— EXERCISE PROMPT —
In the listing that follows, count every line with the word "name" in it and write only the total.

Stored entries:
[BEGIN]

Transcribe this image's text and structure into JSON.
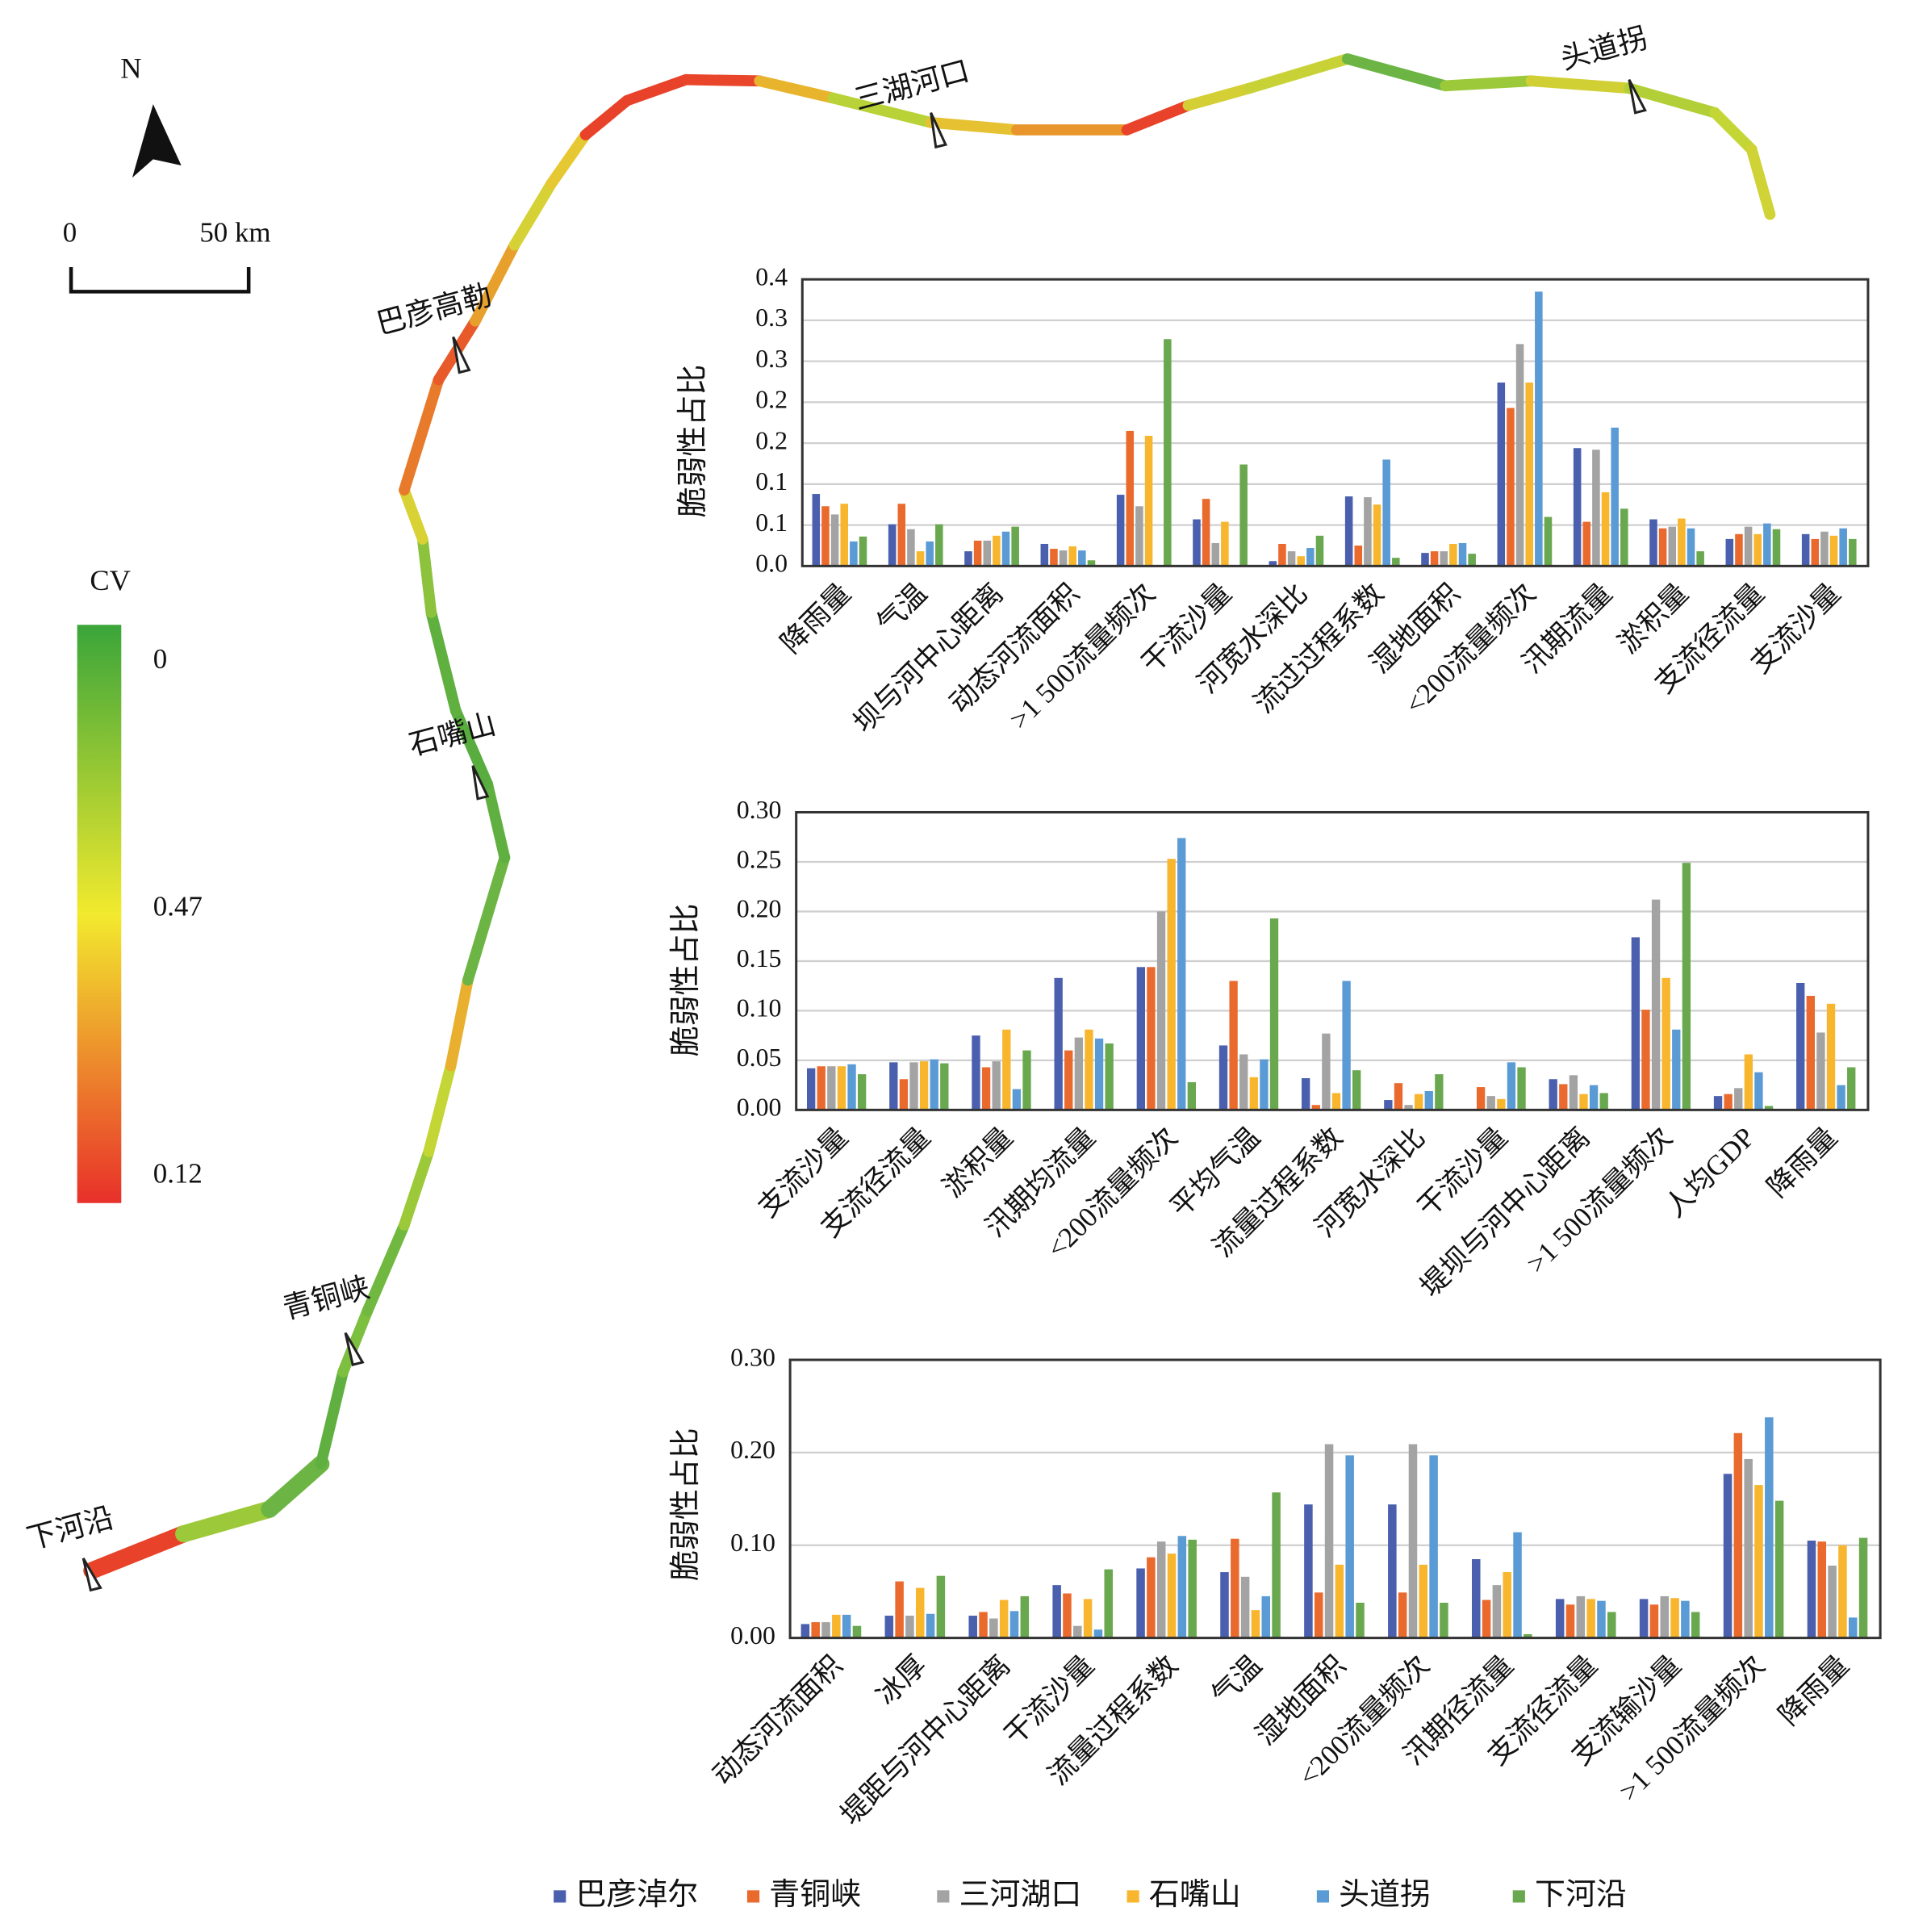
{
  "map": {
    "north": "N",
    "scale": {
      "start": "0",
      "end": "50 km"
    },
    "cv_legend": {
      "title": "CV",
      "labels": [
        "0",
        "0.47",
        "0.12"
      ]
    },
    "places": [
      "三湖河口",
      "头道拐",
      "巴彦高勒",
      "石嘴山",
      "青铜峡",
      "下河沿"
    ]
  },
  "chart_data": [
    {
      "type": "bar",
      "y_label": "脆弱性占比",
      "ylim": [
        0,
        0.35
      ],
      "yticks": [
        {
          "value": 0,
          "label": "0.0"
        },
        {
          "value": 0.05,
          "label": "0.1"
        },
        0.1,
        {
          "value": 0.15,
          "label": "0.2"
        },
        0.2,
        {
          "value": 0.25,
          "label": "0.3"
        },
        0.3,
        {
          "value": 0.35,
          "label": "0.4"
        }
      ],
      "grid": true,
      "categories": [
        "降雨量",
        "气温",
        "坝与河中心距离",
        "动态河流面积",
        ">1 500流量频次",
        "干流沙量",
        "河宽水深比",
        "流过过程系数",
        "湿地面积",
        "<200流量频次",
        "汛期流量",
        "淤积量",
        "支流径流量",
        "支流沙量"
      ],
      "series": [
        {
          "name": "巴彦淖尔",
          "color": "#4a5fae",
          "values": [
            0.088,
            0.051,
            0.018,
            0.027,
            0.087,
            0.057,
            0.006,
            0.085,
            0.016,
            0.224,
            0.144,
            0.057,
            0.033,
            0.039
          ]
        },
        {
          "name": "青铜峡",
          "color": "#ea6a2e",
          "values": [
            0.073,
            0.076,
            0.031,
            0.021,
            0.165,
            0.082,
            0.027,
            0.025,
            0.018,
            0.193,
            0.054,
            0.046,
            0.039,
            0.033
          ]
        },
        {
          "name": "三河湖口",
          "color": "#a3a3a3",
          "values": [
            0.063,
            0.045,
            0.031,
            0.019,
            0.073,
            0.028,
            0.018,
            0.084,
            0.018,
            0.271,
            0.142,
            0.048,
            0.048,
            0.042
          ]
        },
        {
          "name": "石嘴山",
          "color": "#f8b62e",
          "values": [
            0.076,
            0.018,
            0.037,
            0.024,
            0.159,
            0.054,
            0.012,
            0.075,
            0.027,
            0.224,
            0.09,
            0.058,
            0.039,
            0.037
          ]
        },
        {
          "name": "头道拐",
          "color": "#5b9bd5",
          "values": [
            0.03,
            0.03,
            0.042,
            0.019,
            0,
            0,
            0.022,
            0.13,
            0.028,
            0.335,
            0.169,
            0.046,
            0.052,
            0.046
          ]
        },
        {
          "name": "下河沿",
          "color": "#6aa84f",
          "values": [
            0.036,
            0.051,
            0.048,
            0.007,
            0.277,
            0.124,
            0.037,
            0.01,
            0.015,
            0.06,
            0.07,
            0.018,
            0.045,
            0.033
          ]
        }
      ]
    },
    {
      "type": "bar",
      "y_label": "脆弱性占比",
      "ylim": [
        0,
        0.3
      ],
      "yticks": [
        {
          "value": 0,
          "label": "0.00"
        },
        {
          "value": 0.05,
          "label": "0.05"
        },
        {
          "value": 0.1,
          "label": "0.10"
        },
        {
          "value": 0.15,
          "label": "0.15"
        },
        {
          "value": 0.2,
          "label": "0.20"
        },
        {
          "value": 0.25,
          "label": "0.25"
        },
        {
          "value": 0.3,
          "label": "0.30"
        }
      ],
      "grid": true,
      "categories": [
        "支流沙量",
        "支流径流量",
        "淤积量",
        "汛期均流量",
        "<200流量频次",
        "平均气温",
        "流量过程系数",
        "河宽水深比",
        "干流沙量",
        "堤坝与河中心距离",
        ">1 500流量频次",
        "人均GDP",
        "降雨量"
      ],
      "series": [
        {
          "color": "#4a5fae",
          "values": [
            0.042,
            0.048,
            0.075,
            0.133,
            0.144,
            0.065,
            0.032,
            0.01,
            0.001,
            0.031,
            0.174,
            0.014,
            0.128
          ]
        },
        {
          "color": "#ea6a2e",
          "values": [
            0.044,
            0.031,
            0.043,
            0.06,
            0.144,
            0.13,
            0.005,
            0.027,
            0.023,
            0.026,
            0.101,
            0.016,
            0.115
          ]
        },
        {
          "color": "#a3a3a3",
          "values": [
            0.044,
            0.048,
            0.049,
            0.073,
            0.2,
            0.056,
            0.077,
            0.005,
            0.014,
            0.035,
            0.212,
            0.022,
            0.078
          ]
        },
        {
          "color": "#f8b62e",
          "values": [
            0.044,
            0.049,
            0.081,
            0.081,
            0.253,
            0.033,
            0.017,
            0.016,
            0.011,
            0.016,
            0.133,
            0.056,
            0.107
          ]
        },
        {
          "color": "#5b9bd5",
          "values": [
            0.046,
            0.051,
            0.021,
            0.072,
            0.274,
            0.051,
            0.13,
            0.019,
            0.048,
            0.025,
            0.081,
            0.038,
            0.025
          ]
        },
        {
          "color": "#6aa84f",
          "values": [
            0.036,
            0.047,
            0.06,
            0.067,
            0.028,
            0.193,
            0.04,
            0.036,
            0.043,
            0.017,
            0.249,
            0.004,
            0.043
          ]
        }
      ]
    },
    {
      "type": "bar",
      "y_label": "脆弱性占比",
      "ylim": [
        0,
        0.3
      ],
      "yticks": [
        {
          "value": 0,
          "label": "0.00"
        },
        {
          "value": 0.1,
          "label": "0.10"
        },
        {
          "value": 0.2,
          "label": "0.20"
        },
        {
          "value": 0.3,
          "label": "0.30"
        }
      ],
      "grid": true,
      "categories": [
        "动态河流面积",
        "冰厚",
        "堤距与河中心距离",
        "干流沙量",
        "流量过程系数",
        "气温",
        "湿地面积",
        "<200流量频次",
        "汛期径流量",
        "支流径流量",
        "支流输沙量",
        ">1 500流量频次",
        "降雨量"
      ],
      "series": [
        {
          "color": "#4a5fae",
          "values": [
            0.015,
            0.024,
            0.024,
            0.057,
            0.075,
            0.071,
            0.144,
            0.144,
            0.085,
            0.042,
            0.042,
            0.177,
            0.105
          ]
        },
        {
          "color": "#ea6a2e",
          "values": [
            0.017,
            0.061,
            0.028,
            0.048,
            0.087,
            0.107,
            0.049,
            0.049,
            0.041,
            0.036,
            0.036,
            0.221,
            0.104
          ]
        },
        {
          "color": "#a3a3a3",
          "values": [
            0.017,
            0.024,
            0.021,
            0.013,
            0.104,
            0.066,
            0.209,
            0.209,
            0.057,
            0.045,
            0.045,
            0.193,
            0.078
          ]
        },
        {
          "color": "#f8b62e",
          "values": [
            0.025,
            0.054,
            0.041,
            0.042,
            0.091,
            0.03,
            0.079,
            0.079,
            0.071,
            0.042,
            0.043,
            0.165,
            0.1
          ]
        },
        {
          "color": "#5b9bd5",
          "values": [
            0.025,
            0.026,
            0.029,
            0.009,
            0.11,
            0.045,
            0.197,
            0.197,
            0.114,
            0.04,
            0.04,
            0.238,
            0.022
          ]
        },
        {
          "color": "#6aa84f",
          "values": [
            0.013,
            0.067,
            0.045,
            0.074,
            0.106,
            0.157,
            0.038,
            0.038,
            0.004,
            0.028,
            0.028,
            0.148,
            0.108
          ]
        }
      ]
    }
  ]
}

[END]
[BEGIN]

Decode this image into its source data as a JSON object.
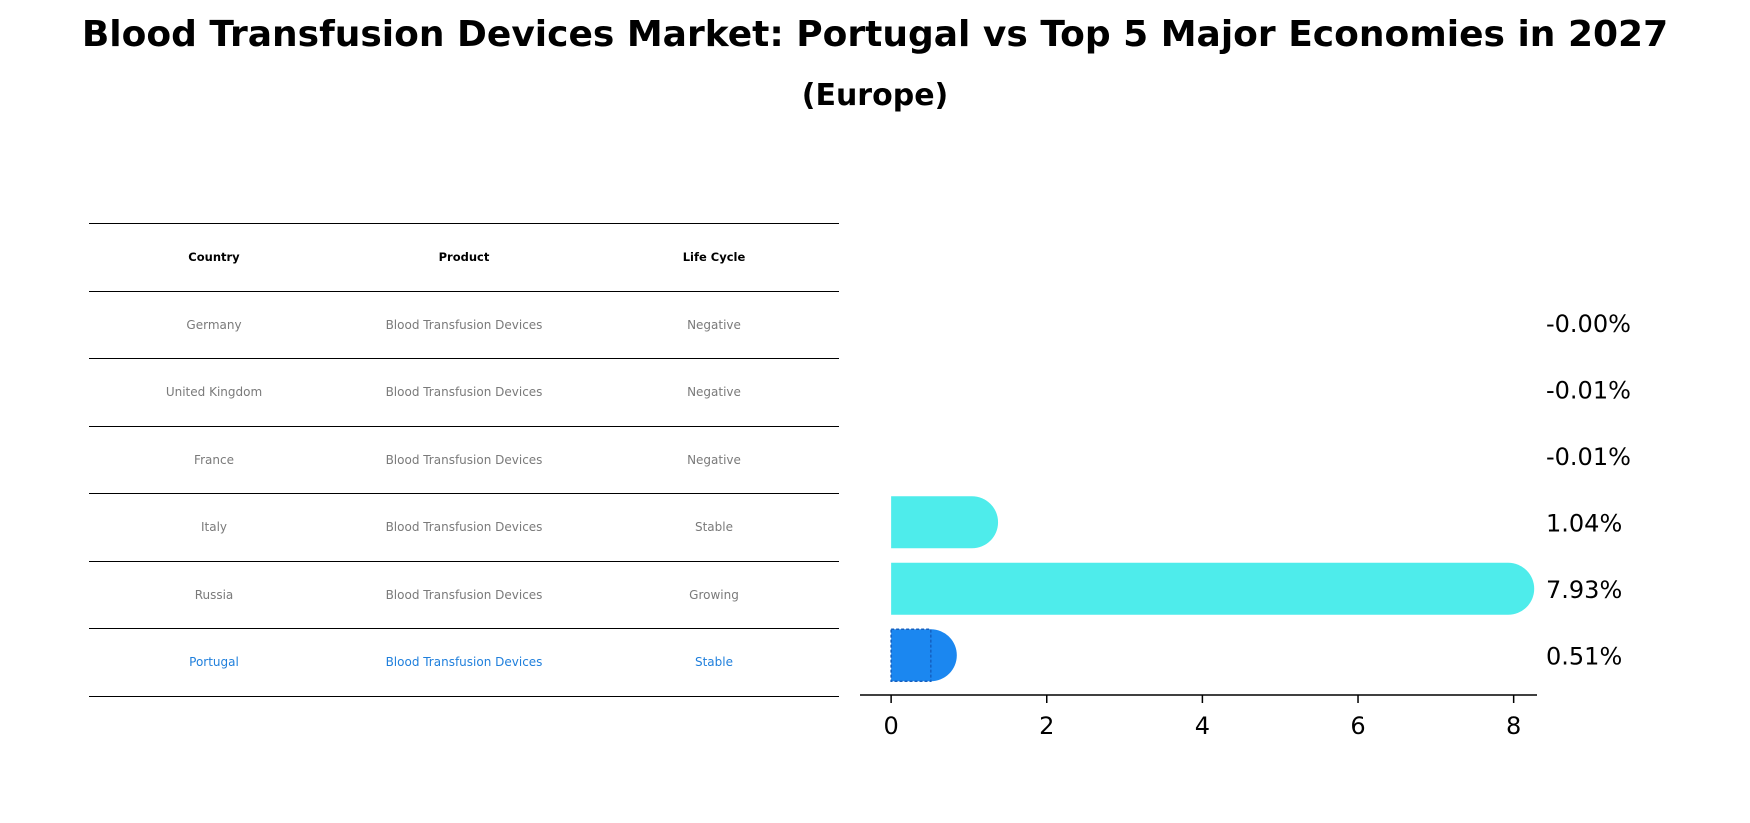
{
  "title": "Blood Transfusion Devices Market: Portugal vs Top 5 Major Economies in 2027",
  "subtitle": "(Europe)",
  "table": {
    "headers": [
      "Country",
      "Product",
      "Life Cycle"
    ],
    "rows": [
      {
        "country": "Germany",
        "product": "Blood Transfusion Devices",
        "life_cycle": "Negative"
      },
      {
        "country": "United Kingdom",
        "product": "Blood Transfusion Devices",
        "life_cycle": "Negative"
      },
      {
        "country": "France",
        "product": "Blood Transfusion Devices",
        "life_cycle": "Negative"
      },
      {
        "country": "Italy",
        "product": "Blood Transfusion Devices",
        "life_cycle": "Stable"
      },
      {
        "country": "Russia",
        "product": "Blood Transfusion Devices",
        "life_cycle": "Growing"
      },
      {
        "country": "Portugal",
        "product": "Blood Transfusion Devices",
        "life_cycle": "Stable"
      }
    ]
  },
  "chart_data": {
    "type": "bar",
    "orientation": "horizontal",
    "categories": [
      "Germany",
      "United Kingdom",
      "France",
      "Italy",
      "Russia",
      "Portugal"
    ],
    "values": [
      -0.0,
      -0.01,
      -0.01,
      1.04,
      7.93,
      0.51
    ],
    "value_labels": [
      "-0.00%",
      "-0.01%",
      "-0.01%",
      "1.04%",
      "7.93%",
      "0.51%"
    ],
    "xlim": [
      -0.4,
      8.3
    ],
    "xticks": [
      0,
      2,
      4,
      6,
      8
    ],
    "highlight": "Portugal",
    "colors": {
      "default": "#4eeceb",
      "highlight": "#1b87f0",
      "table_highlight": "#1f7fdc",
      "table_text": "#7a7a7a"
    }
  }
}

[END]
[BEGIN]

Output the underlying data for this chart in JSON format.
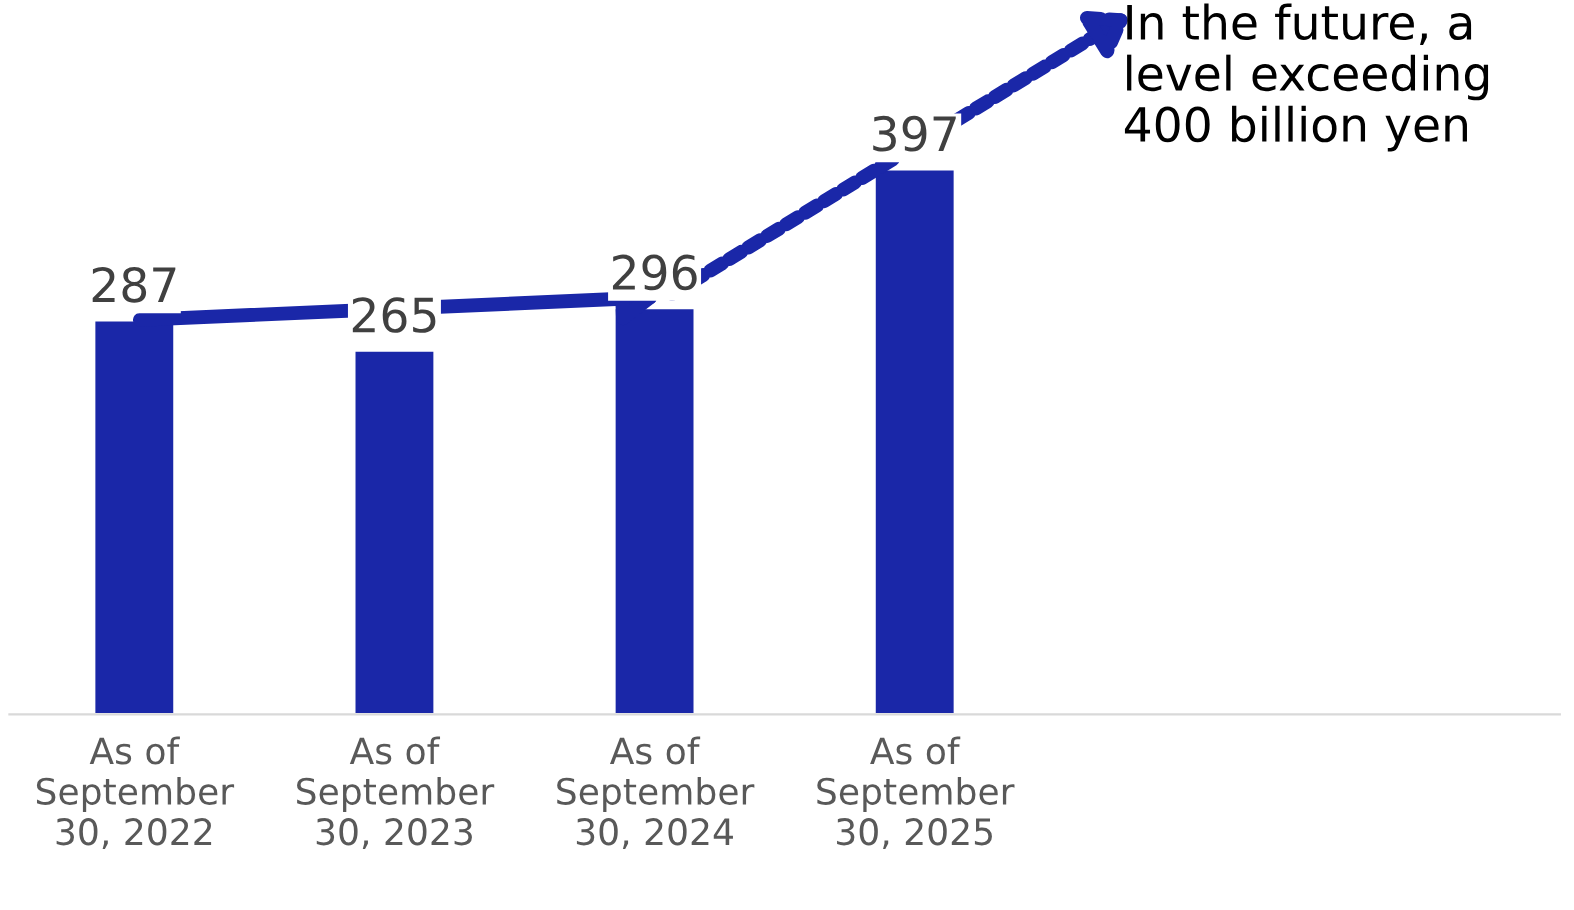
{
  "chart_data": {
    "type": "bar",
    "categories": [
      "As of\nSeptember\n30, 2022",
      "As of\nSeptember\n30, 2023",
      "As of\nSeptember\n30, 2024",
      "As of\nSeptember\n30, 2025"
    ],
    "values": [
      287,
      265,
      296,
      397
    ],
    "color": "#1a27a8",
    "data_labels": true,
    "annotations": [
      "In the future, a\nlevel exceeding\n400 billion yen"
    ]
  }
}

[END]

— ANSWER FOR THE TASK —
6